Format as a JSON list of strings, one per line and with blank lines omitted, the items starting with the line that contains "date-day: Thursday, March" and going on through the line that contains "first-time-item-1: The first".

BEGIN Dataset content

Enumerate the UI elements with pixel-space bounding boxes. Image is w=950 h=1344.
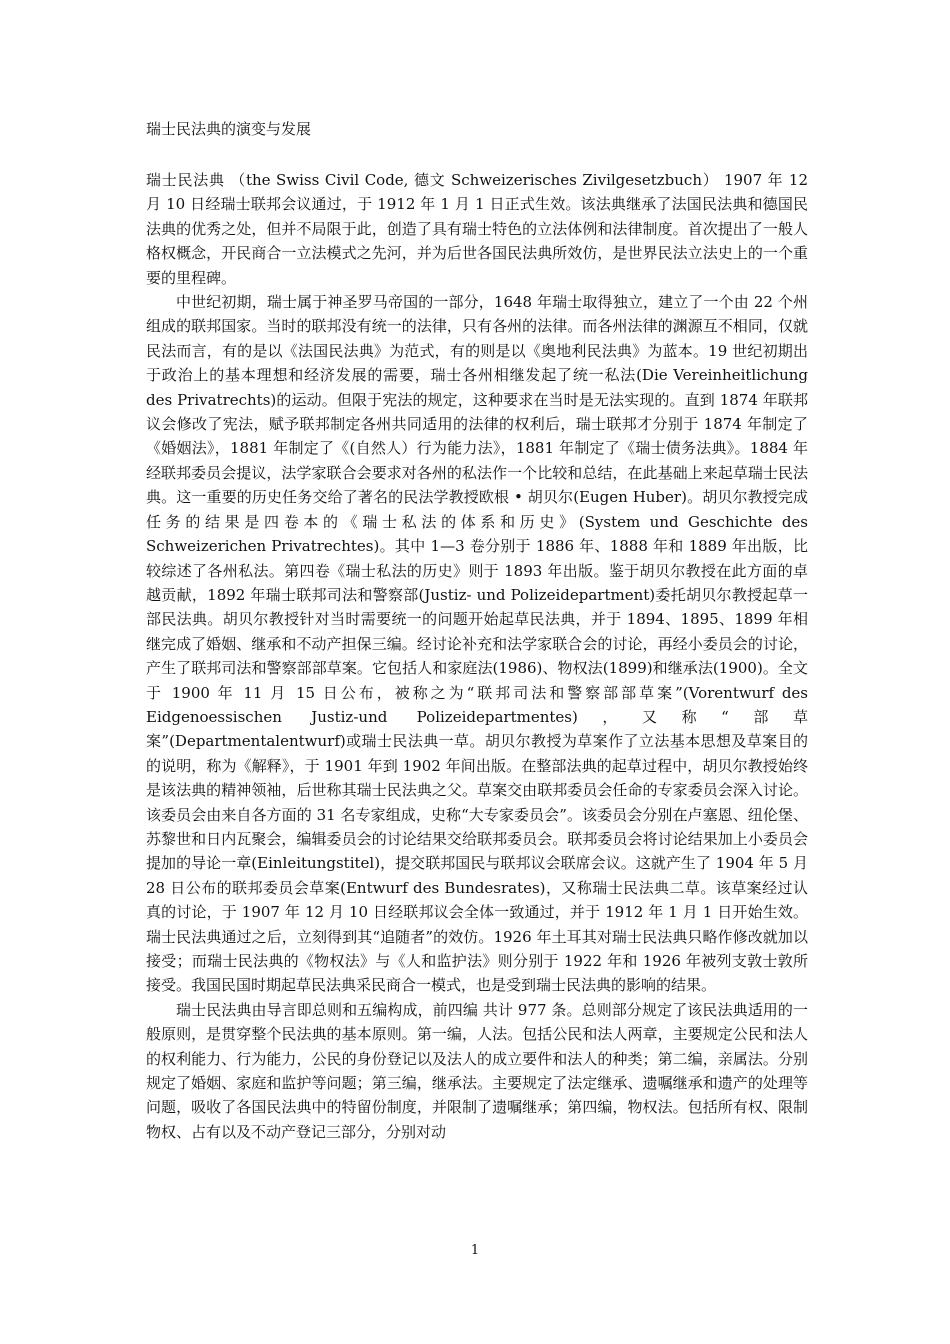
document-title: 瑞士民法典的演变与发展 (146, 120, 312, 138)
page-number: 1 (470, 1243, 480, 1258)
paragraph-intro: 瑞士民法典 （the Swiss Civil Code, 德文 Schweizerisches Zivilgesetzbuch） 1907 年 12 月 10 日经瑞士联邦会议通过，于 1912 年 1 月 1 日正式生效。该法典继承了法国民法典和德国民法典的优秀之处，但并不局限于此，创造了具有瑞士特色的立法体例和法律制度。首次提出了一般人格权概念，开民商合一立法模式之先河，并为后世各国民法典所效仿，是世界民法立法史上的一个重要的里程碑。 (146, 171, 808, 287)
paragraph-history: 中世纪初期，瑞士属于神圣罗马帝国的一部分，1648 年瑞士取得独立，建立了一个由 22 个州组成的联邦国家。当时的联邦没有统一的法律，只有各州的法律。而各州法律的渊源互不相同，仅就民法而言，有的是以《法国民法典》为范式，有的则是以《奥地利民法典》为蓝本。19 世纪初期出于政治上的基本理想和经济发展的需要，瑞士各州相继发起了统一私法(Die Vereinheitlichung des Privatrechts)的运动。但限于宪法的规定，这种要求在当时是无法实现的。直到 1874 年联邦议会修改了宪法，赋予联邦制定各州共同适用的法律的权利后，瑞士联邦才分别于 1874 年制定了《婚姻法》，1881 年制定了《(自然人）行为能力法》，1881 年制定了《瑞士债务法典》。1884 年经联邦委员会提议，法学家联合会要求对各州的私法作一个比较和总结，在此基础上来起草瑞士民法典。这一重要的历史任务交给了著名的民法学教授欧根 • 胡贝尔(Eugen Huber)。胡贝尔教授完成任务的结果是四卷本的《瑞士私法的体系和历史》(System und Geschichte des Schweizerichen Privatrechtes)。其中 1—3 卷分别于 1886 年、1888 年和 1889 年出版，比较综述了各州私法。第四卷《瑞士私法的历史》则于 1893 年出版。鉴于胡贝尔教授在此方面的卓越贡献，1892 年瑞士联邦司法和警察部(Justiz- und Polizeidepartment)委托胡贝尔教授起草一部民法典。胡贝尔教授针对当时需要统一的问题开始起草民法典，并于 1894、1895、1899 年相继完成了婚姻、继承和不动产担保三编。经讨论补充和法学家联合会的讨论，再经小委员会的讨论，产生了联邦司法和警察部部草案。它包括人和家庭法(1986)、物权法(1899)和继承法(1900)。全文于 1900 年 11 月 15 日公布，被称之为“联邦司法和警察部部草案”(Vorentwurf des Eidgenoessischen Justiz-und Polizeidepartmentes)，又称“部草案”(Departmentalentwurf)或瑞士民法典一草。胡贝尔教授为草案作了立法基本思想及草案目的的说明，称为《解释》，于 1901 年到 1902 年间出版。在整部法典的起草过程中，胡贝尔教授始终是该法典的精神领袖，后世称其瑞士民法典之父。草案交由联邦委员会任命的专家委员会深入讨论。该委员会由来自各方面的 31 名专家组成，史称“大专家委员会”。该委员会分别在卢塞恩、纽伦堡、苏黎世和日内瓦聚会，编辑委员会的讨论结果交给联邦委员会。联邦委员会将讨论结果加上小委员会提加的导论一章(Einleitungstitel)，提交联邦国民与联邦议会联席会议。这就产生了 1904 年 5 月 28 日公布的联邦委员会草案(Entwurf des Bundesrates)，又称瑞士民法典二草。该草案经过认真的讨论，于 1907 年 12 月 10 日经联邦议会全体一致通过，并于 1912 年 1 月 1 日开始生效。瑞士民法典通过之后，立刻得到其“追随者”的效仿。1926 年土耳其对瑞士民法典只略作修改就加以接受；而瑞士民法典的《物权法》与《人和监护法》则分别于 1922 年和 1926 年被列支敦士敦所接受。我国民国时期起草民法典采民商合一模式，也是受到瑞士民法典的影响的结果。 (146, 293, 808, 995)
paragraph-structure: 瑞士民法典由导言即总则和五编构成，前四编 共计 977 条。总则部分规定了该民法典适用的一般原则，是贯穿整个民法典的基本原则。第一编，人法。包括公民和法人两章，主要规定公民和法人的权利能力、行为能力，公民的身份登记以及法人的成立要件和法人的种类；第二编，亲属法。分别规定了婚姻、家庭和监护等问题；第三编，继承法。主要规定了法定继承、遗嘱继承和遗产的处理等问题，吸收了各国民法典中的特留份制度，并限制了遗嘱继承；第四编，物权法。包括所有权、限制物权、占有以及不动产登记三部分，分别对动 (146, 1000, 808, 1141)
document-body (146, 168, 808, 1144)
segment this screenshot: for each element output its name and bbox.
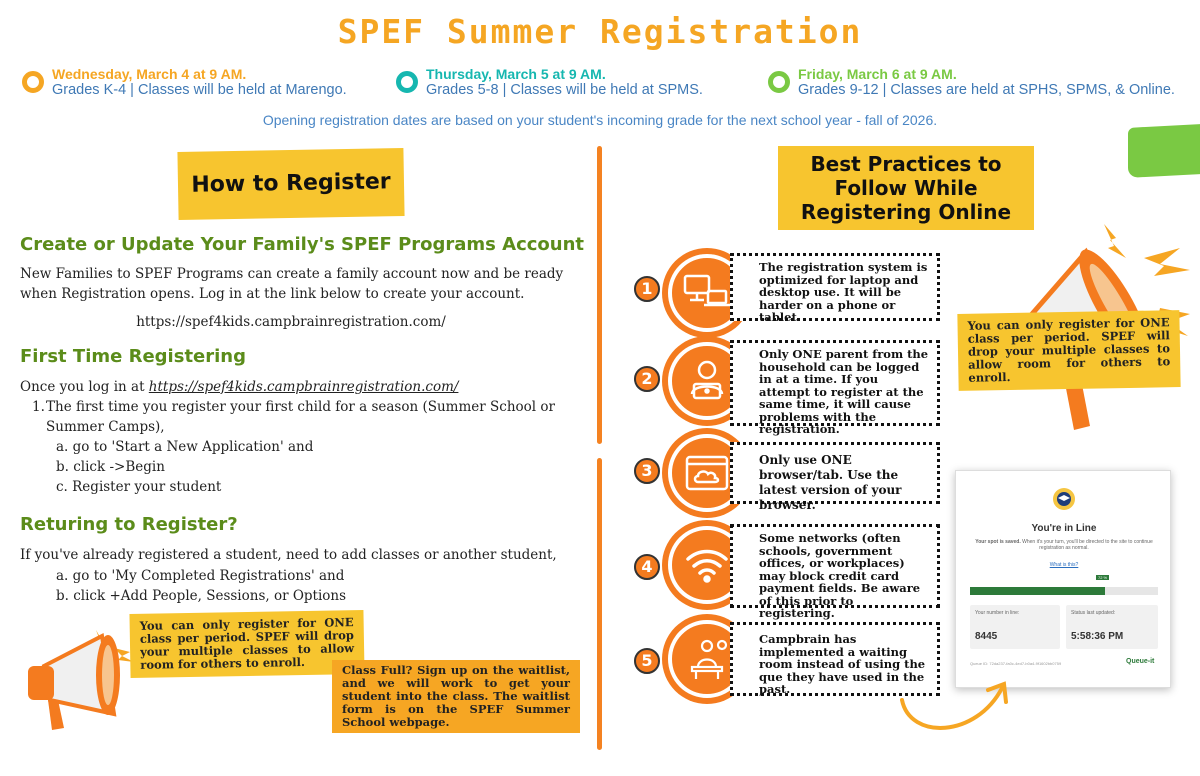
date-day: Thursday, March 5 at 9 AM. <box>426 66 606 82</box>
step-5-text: Campbrain has implemented a waiting room instead of using the que they have used in the past. <box>730 622 940 696</box>
bullet-ring-icon <box>768 71 790 93</box>
best-practices-heading: Best Practices to Follow While Registering Online <box>778 146 1034 230</box>
step-number: 3 <box>634 458 660 484</box>
queue-id: Queue ID: 72da237-fa0c-4ed7-b0a4-9f1602bb0759 <box>970 661 1062 666</box>
queue-title: You're in Line <box>1031 523 1097 534</box>
first-time-step-a: a. go to 'Start a New Application' and <box>56 439 314 455</box>
queue-number-label: Your number in line: <box>975 610 1020 616</box>
queue-number-cell <box>970 605 1060 649</box>
queue-status-label: Status last updated: <box>1071 610 1116 616</box>
account-heading: Create or Update Your Family's SPEF Programs Account <box>20 234 585 255</box>
returning-text: If you've already registered a student, need to add classes or another student, <box>20 547 557 563</box>
wifi-icon <box>684 545 730 585</box>
bullet-ring-icon <box>22 71 44 93</box>
person-laptop-icon <box>684 358 730 404</box>
date-friday <box>768 66 1175 98</box>
curved-arrow-icon <box>896 676 1016 742</box>
divider-upper <box>597 146 602 444</box>
queue-saved-bold: Your spot is saved. <box>975 539 1021 545</box>
returning-step-b: b. click +Add People, Sessions, or Options <box>56 588 347 604</box>
campbrain-link[interactable]: https://spef4kids.campbrainregistration.com/ <box>148 379 459 395</box>
step-number: 5 <box>634 648 660 674</box>
first-time-heading: First Time Registering <box>20 346 247 367</box>
first-time-item-1: The first time you register your first child for a season (Summer School or Summer Camps), <box>46 399 555 435</box>
date-day: Wednesday, March 4 at 9 AM. <box>52 66 247 82</box>
registration-note: Opening registration dates are based on your student's incoming grade for the next school year - fall of 2026. <box>262 112 938 128</box>
bullet-ring-icon <box>396 71 418 93</box>
returning-step-a: a. go to 'My Completed Registrations' and <box>56 568 345 584</box>
step-4-text: Some networks (often schools, government offices, or workplaces) may block credit card payment fields. Be aware of this prior to registering. <box>730 524 940 608</box>
devices-icon <box>682 273 732 313</box>
step-1-text: The registration system is optimized for laptop and desktop use. It will be harder on a phone or tablet. <box>730 253 940 321</box>
callout-one-class-right: You can only register for ONE class per period. SPEF will drop your multiple classes to allow room for others to enroll. <box>957 310 1180 391</box>
queue-screenshot <box>955 470 1171 688</box>
queue-what-link[interactable]: What is this? <box>1049 562 1079 568</box>
list-number: 1. <box>32 399 45 415</box>
first-time-intro <box>20 377 580 397</box>
queue-saved-rest: When it's your turn, you'll be directed to the site to continue registration as normal. <box>1020 539 1153 551</box>
account-url[interactable]: https://spef4kids.campbrainregistration.com/ <box>136 314 446 330</box>
queue-progress-bar <box>970 587 1158 595</box>
date-details: Grades K-4 | Classes will be held at Marengo. <box>52 82 347 98</box>
page-title: SPEF Summer Registration <box>337 12 863 51</box>
queue-status-cell <box>1066 605 1158 649</box>
divider-lower <box>597 458 602 750</box>
step-number: 2 <box>634 366 660 392</box>
date-wednesday <box>22 66 347 98</box>
first-time-intro-prefix: Once you log in at <box>20 379 149 395</box>
queue-saved-text <box>968 539 1160 551</box>
step-3-text: Only use ONE browser/tab. Use the latest version of your browser. <box>730 442 940 504</box>
first-time-step-b: b. click ->Begin <box>56 459 165 475</box>
queue-it-logo: Queue-it <box>1126 658 1155 665</box>
how-to-register-heading: How to Register <box>177 148 404 220</box>
first-time-step-c: c. Register your student <box>56 479 222 495</box>
callout-class-full: Class Full? Sign up on the waitlist, and we will work to get your student into the class. The waitlist form is on the SPEF Summer School webpage. <box>332 660 580 733</box>
date-thursday <box>396 66 703 98</box>
account-text: New Families to SPEF Programs can create a family account now and be ready when Registration opens. Log in at the link below to create your account. <box>20 266 564 302</box>
step-number: 4 <box>634 554 660 580</box>
queue-number: 8445 <box>975 631 998 642</box>
waiting-room-icon <box>684 637 730 681</box>
date-details: Grades 5-8 | Classes will be held at SPMS. <box>426 82 703 98</box>
megaphone-icon <box>14 618 138 736</box>
queue-progress-label: 72 % <box>1098 575 1108 580</box>
step-number: 1 <box>634 276 660 302</box>
step-2-text: Only ONE parent from the household can be logged in at a time. If you attempt to register at the same time, it will cause problems with the registration. <box>730 340 940 426</box>
queue-progress-fill <box>970 587 1105 595</box>
date-day: Friday, March 6 at 9 AM. <box>798 66 957 82</box>
returning-heading: Returing to Register? <box>20 514 238 535</box>
date-details: Grades 9-12 | Classes are held at SPHS, SPMS, & Online. <box>798 82 1175 98</box>
browser-cloud-icon <box>684 453 730 493</box>
callout-one-class-left: You can only register for ONE class per period. SPEF will drop your multiple classes to allow room for others to enroll. <box>129 610 364 678</box>
school-logo-icon <box>1052 487 1076 511</box>
decorative-green-shape <box>1128 124 1200 178</box>
queue-status-time: 5:58:36 PM <box>1071 631 1124 642</box>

END Dataset content

§ **Solved problem**
[
  "date-day: Thursday, March 5 at 9 AM. <box>426 66 606 82</box>",
  "step-5-text: Campbrain has implemented a waiting room instead of using the que they have used in the past. <box>730 622 940 696</box>",
  "bullet-ring-icon <box>768 71 790 93</box>",
  "best-practices-heading: Best Practices to Follow While Registering Online <box>778 146 1034 230</box>",
  "step-number: 3 <box>634 458 660 484</box>",
  "queue-id: Queue ID: 72da237-fa0c-4ed7-b0a4-9f1602bb0759 <box>970 661 1062 666</box>",
  "queue-title: You're in Line <box>1031 523 1097 534</box>",
  "first-time-step-a: a. go to 'Start a New Application' and <box>56 439 314 455</box>",
  "queue-number-label: Your number in line: <box>975 610 1020 616</box>",
  "queue-number-cell <box>970 605 1060 649</box>",
  "queue-status-label: Status last updated: <box>1071 610 1116 616</box>",
  "account-heading: Create or Update Your Family's SPEF Programs Account <box>20 234 585 255</box>",
  "returning-text: If you've already registered a student, need to add classes or another student, <box>20 547 557 563</box>",
  "wifi-icon <box>684 545 730 585</box>",
  "bullet-ring-icon <box>22 71 44 93</box>",
  "person-laptop-icon <box>684 358 730 404</box>",
  "date-friday <box>768 66 1175 98</box>",
  "curved-arrow-icon <box>896 676 1016 742</box>",
  "divider-upper <box>597 146 602 444</box>",
  "queue-saved-bold: Your spot is saved. <box>975 539 1021 545</box>",
  "returning-step-b: b. click +Add People, Sessions, or Options <box>56 588 347 604</box>",
  "campbrain-link[interactable]: https://spef4kids.campbrainregistration.com/ <box>148 379 459 395</box>",
  "step-number: 5 <box>634 648 660 674</box>",
  "first-time-heading: First Time Registering <box>20 346 247 367</box>",
  "first-time-item-1: The first time you register your first child for a season (Summer School or Summer Camps), <box>46 399 555 435</box>"
]